(Given records):

++++

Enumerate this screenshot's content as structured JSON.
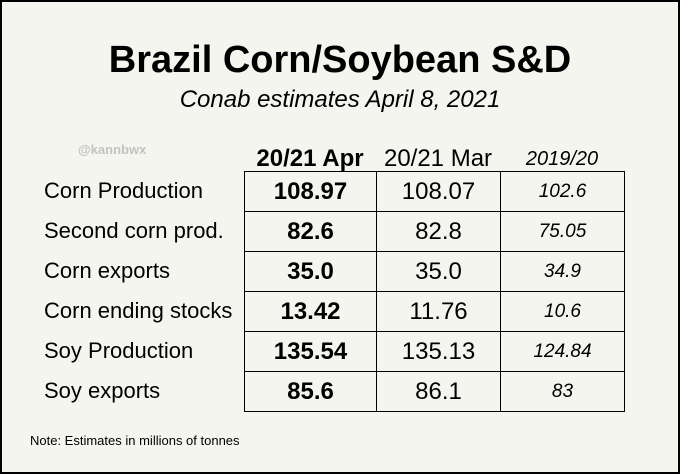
{
  "chart_data": {
    "type": "table",
    "title": "Brazil Corn/Soybean S&D",
    "subtitle": "Conab estimates April 8, 2021",
    "watermark": "@kannbwx",
    "columns": [
      "20/21 Apr",
      "20/21 Mar",
      "2019/20"
    ],
    "rows": [
      {
        "label": "Corn Production",
        "values": [
          "108.97",
          "108.07",
          "102.6"
        ]
      },
      {
        "label": "Second corn prod.",
        "values": [
          "82.6",
          "82.8",
          "75.05"
        ]
      },
      {
        "label": "Corn exports",
        "values": [
          "35.0",
          "35.0",
          "34.9"
        ]
      },
      {
        "label": "Corn ending stocks",
        "values": [
          "13.42",
          "11.76",
          "10.6"
        ]
      },
      {
        "label": "Soy Production",
        "values": [
          "135.54",
          "135.13",
          "124.84"
        ]
      },
      {
        "label": "Soy exports",
        "values": [
          "85.6",
          "86.1",
          "83"
        ]
      }
    ],
    "note": "Note: Estimates in millions of tonnes"
  }
}
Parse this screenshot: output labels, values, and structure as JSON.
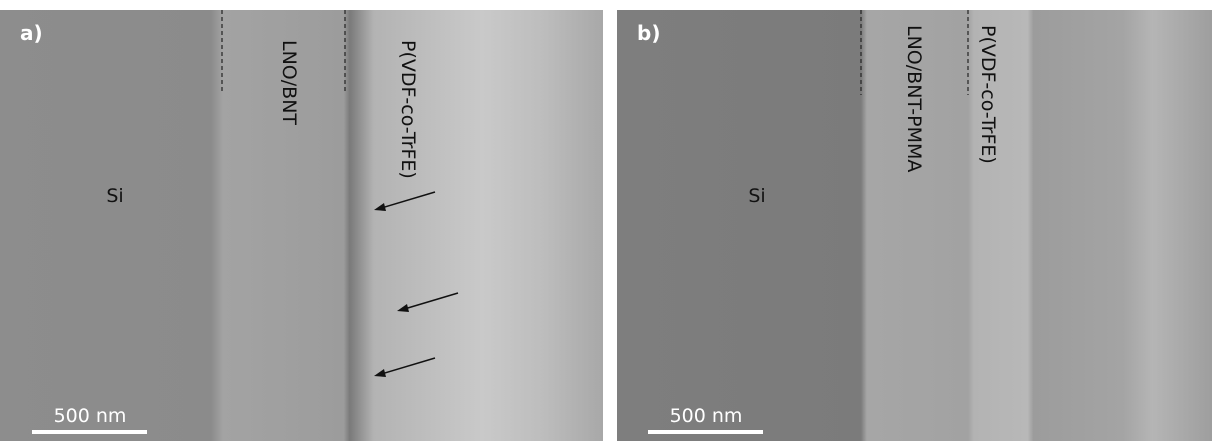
{
  "panels": [
    {
      "label": "a)",
      "regions": [
        "Si",
        "LNO/BNT",
        "P(VDF-co-TrFE)"
      ],
      "scale_bar": "500 nm"
    },
    {
      "label": "b)",
      "regions": [
        "Si",
        "LNO/BNT-PMMA",
        "P(VDF-co-TrFE)"
      ],
      "scale_bar": "500 nm"
    }
  ]
}
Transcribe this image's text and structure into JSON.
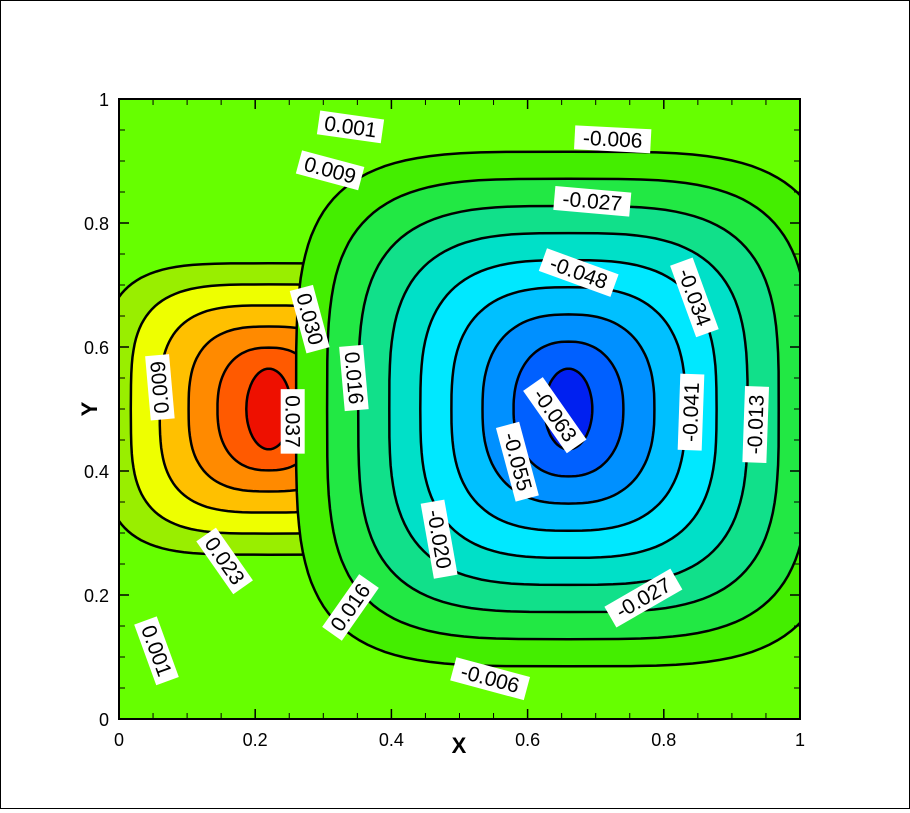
{
  "chart_data": {
    "type": "contour",
    "xlabel": "X",
    "ylabel": "Y",
    "xlim": [
      0,
      1
    ],
    "ylim": [
      0,
      1
    ],
    "x_ticks": [
      "0",
      "0.2",
      "0.4",
      "0.6",
      "0.8",
      "1"
    ],
    "y_ticks": [
      "0",
      "0.2",
      "0.4",
      "0.6",
      "0.8",
      "1"
    ],
    "vortices": [
      {
        "name": "left",
        "center": [
          0.22,
          0.5
        ],
        "levels": [
          0.001,
          0.009,
          0.016,
          0.023,
          0.03,
          0.037
        ],
        "colors": [
          "#99ee00",
          "#eeff00",
          "#ffc000",
          "#ff8a00",
          "#ff5a00",
          "#ee1000"
        ]
      },
      {
        "name": "right",
        "center": [
          0.66,
          0.5
        ],
        "levels": [
          -0.006,
          -0.013,
          -0.02,
          -0.027,
          -0.034,
          -0.041,
          -0.048,
          -0.055,
          -0.063
        ],
        "colors": [
          "#44ee00",
          "#22e844",
          "#11e08a",
          "#00e0c8",
          "#00e8ff",
          "#00c0ff",
          "#0090ff",
          "#0060ff",
          "#0020f0"
        ]
      }
    ],
    "background_color": "#66ff00",
    "contour_labels": [
      {
        "text": "0.001",
        "x": 0.34,
        "y": 0.955,
        "angle": 8
      },
      {
        "text": "0.009",
        "x": 0.31,
        "y": 0.885,
        "angle": 15
      },
      {
        "text": "0.030",
        "x": 0.28,
        "y": 0.645,
        "angle": 75
      },
      {
        "text": "0.016",
        "x": 0.345,
        "y": 0.55,
        "angle": 85
      },
      {
        "text": "0.009",
        "x": 0.06,
        "y": 0.535,
        "angle": -95
      },
      {
        "text": "0.037",
        "x": 0.255,
        "y": 0.48,
        "angle": 90
      },
      {
        "text": "0.023",
        "x": 0.155,
        "y": 0.255,
        "angle": 55
      },
      {
        "text": "0.016",
        "x": 0.34,
        "y": 0.18,
        "angle": -55
      },
      {
        "text": "0.001",
        "x": 0.055,
        "y": 0.11,
        "angle": 70
      },
      {
        "text": "-0.006",
        "x": 0.725,
        "y": 0.935,
        "angle": 3
      },
      {
        "text": "-0.027",
        "x": 0.695,
        "y": 0.835,
        "angle": 5
      },
      {
        "text": "-0.048",
        "x": 0.675,
        "y": 0.72,
        "angle": 20
      },
      {
        "text": "-0.034",
        "x": 0.845,
        "y": 0.68,
        "angle": 70
      },
      {
        "text": "-0.041",
        "x": 0.84,
        "y": 0.495,
        "angle": -88
      },
      {
        "text": "-0.013",
        "x": 0.935,
        "y": 0.475,
        "angle": -88
      },
      {
        "text": "-0.063",
        "x": 0.64,
        "y": 0.49,
        "angle": 55
      },
      {
        "text": "-0.055",
        "x": 0.585,
        "y": 0.415,
        "angle": 75
      },
      {
        "text": "-0.020",
        "x": 0.47,
        "y": 0.29,
        "angle": 80
      },
      {
        "text": "-0.027",
        "x": 0.77,
        "y": 0.195,
        "angle": -30
      },
      {
        "text": "-0.006",
        "x": 0.545,
        "y": 0.065,
        "angle": 15
      }
    ]
  }
}
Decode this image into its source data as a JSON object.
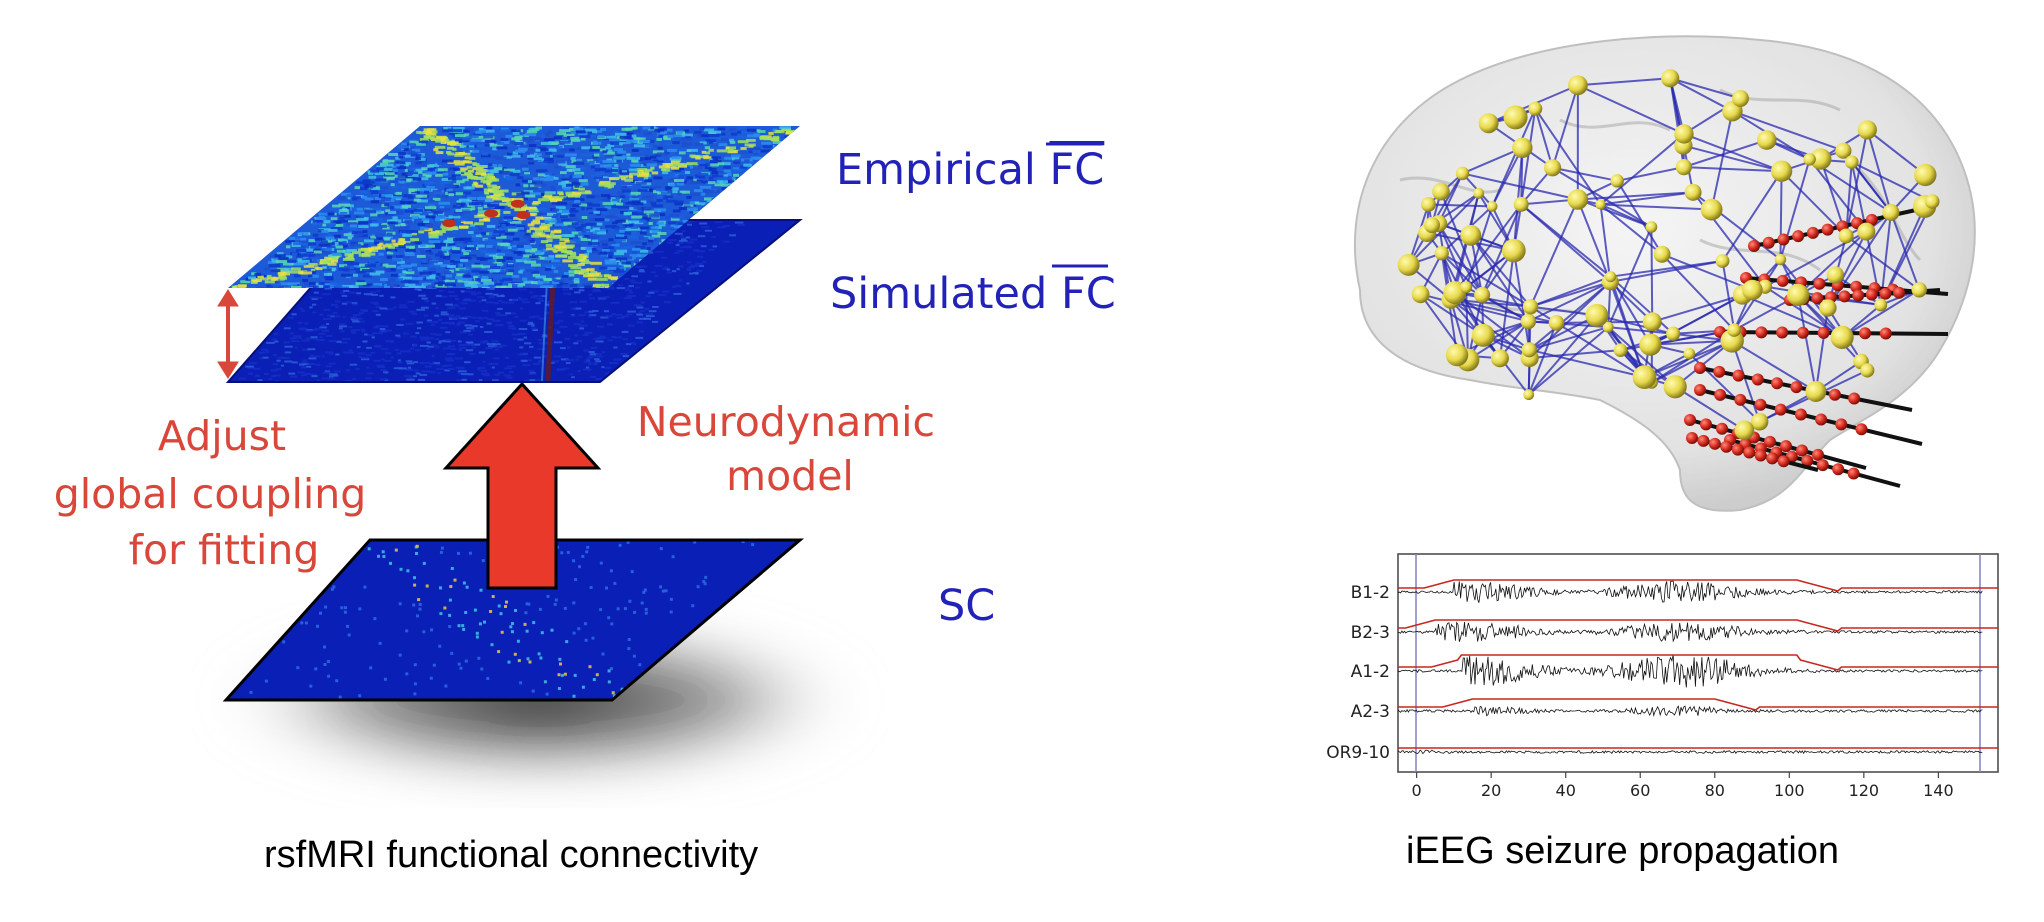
{
  "left_panel": {
    "caption": "rsfMRI functional connectivity",
    "layers": {
      "empirical": {
        "label": "Empirical ",
        "fc": "FC"
      },
      "simulated": {
        "label": "Simulated ",
        "fc": "FC"
      },
      "sc": {
        "label": "SC"
      }
    },
    "adjust_lines": [
      "Adjust",
      "global coupling",
      "for fitting"
    ],
    "model_lines": [
      "Neurodynamic",
      "model"
    ],
    "colors": {
      "blue_label": "#2222b8",
      "red_label": "#d9463a",
      "arrow": "#e8392a",
      "matrix_base": "#0a1fb5"
    }
  },
  "right_panel": {
    "caption": "iEEG seizure propagation",
    "trace_plot": {
      "channels": [
        "B1-2",
        "B2-3",
        "A1-2",
        "A2-3",
        "OR9-10"
      ],
      "x_ticks": [
        "0",
        "20",
        "40",
        "60",
        "80",
        "100",
        "120",
        "140"
      ],
      "x_range": [
        -5,
        156
      ],
      "colors": {
        "trace": "#111111",
        "envelope": "#c8261f",
        "marker": "#8080c0"
      }
    },
    "brain": {
      "colors": {
        "edge": "#2a2ab0",
        "node": "#e6d84a",
        "electrode": "#d42a1e",
        "shell": "#c8c8c8"
      }
    }
  }
}
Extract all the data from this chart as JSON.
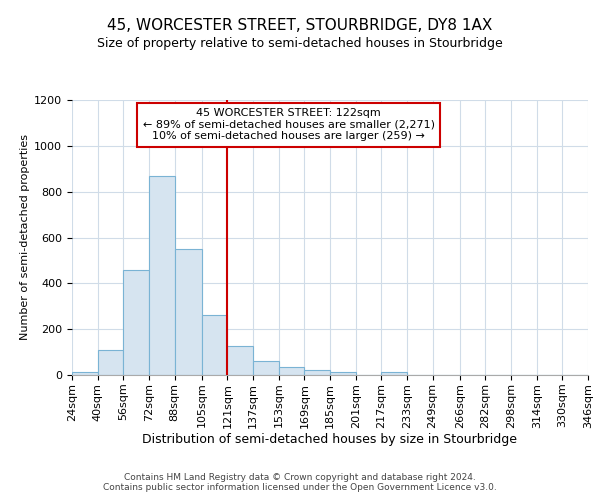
{
  "title1": "45, WORCESTER STREET, STOURBRIDGE, DY8 1AX",
  "title2": "Size of property relative to semi-detached houses in Stourbridge",
  "xlabel": "Distribution of semi-detached houses by size in Stourbridge",
  "ylabel": "Number of semi-detached properties",
  "bins": [
    24,
    40,
    56,
    72,
    88,
    105,
    121,
    137,
    153,
    169,
    185,
    201,
    217,
    233,
    249,
    266,
    282,
    298,
    314,
    330,
    346
  ],
  "bin_labels": [
    "24sqm",
    "40sqm",
    "56sqm",
    "72sqm",
    "88sqm",
    "105sqm",
    "121sqm",
    "137sqm",
    "153sqm",
    "169sqm",
    "185sqm",
    "201sqm",
    "217sqm",
    "233sqm",
    "249sqm",
    "266sqm",
    "282sqm",
    "298sqm",
    "314sqm",
    "330sqm",
    "346sqm"
  ],
  "values": [
    15,
    110,
    460,
    870,
    550,
    260,
    125,
    60,
    35,
    20,
    15,
    0,
    15,
    0,
    0,
    0,
    0,
    0,
    0,
    0
  ],
  "bar_color": "#d6e4f0",
  "bar_edge_color": "#7ab3d4",
  "vline_x": 121,
  "vline_color": "#cc0000",
  "annotation_text_line1": "45 WORCESTER STREET: 122sqm",
  "annotation_text_line2": "← 89% of semi-detached houses are smaller (2,271)",
  "annotation_text_line3": "10% of semi-detached houses are larger (259) →",
  "annotation_box_color": "#cc0000",
  "ylim": [
    0,
    1200
  ],
  "yticks": [
    0,
    200,
    400,
    600,
    800,
    1000,
    1200
  ],
  "background_color": "#ffffff",
  "plot_bg_color": "#ffffff",
  "footer": "Contains HM Land Registry data © Crown copyright and database right 2024.\nContains public sector information licensed under the Open Government Licence v3.0.",
  "grid_color": "#d0dce8",
  "title1_fontsize": 11,
  "title2_fontsize": 9,
  "ylabel_fontsize": 8,
  "xlabel_fontsize": 9,
  "tick_fontsize": 8,
  "footer_fontsize": 6.5
}
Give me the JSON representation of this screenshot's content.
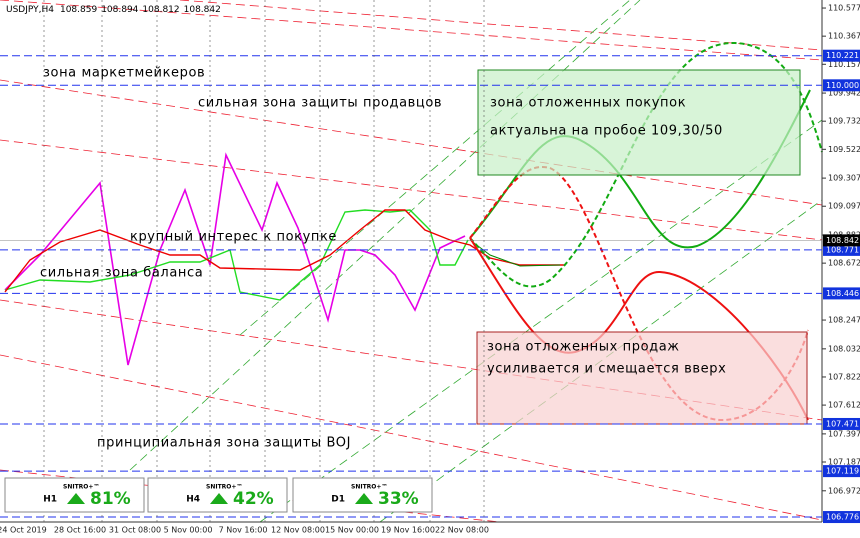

++++

(What needs to be done):
Extract, verbatim and alone, the lines from the line that contains "Extract all the data from this chart as JSON." to the last line of the records, inclusive; drop any picture.

(Written answer):
Extract all the data from this chart as JSON.
{
  "title1": "45, WORCESTER STREET, STOURBRIDGE, DY8 1AX",
  "title2": "Size of property relative to semi-detached houses in Stourbridge",
  "xlabel": "Distribution of semi-detached houses by size in Stourbridge",
  "ylabel": "Number of semi-detached properties",
  "bins": [
    24,
    40,
    56,
    72,
    88,
    105,
    121,
    137,
    153,
    169,
    185,
    201,
    217,
    233,
    249,
    266,
    282,
    298,
    314,
    330,
    346
  ],
  "bin_labels": [
    "24sqm",
    "40sqm",
    "56sqm",
    "72sqm",
    "88sqm",
    "105sqm",
    "121sqm",
    "137sqm",
    "153sqm",
    "169sqm",
    "185sqm",
    "201sqm",
    "217sqm",
    "233sqm",
    "249sqm",
    "266sqm",
    "282sqm",
    "298sqm",
    "314sqm",
    "330sqm",
    "346sqm"
  ],
  "values": [
    15,
    110,
    460,
    870,
    550,
    260,
    125,
    60,
    35,
    20,
    15,
    0,
    15,
    0,
    0,
    0,
    0,
    0,
    0,
    0
  ],
  "bar_color": "#d6e4f0",
  "bar_edge_color": "#7ab3d4",
  "vline_x": 121,
  "vline_color": "#cc0000",
  "annotation_text_line1": "45 WORCESTER STREET: 122sqm",
  "annotation_text_line2": "← 89% of semi-detached houses are smaller (2,271)",
  "annotation_text_line3": "10% of semi-detached houses are larger (259) →",
  "annotation_box_color": "#cc0000",
  "ylim": [
    0,
    1200
  ],
  "yticks": [
    0,
    200,
    400,
    600,
    800,
    1000,
    1200
  ],
  "background_color": "#ffffff",
  "plot_bg_color": "#ffffff",
  "footer": "Contains HM Land Registry data © Crown copyright and database right 2024.\nContains public sector information licensed under the Open Government Licence v3.0.",
  "grid_color": "#d0dce8",
  "title1_fontsize": 11,
  "title2_fontsize": 9,
  "ylabel_fontsize": 8,
  "xlabel_fontsize": 9,
  "tick_fontsize": 8,
  "footer_fontsize": 6.5
}
Give me the JSON representation of this screenshot's content.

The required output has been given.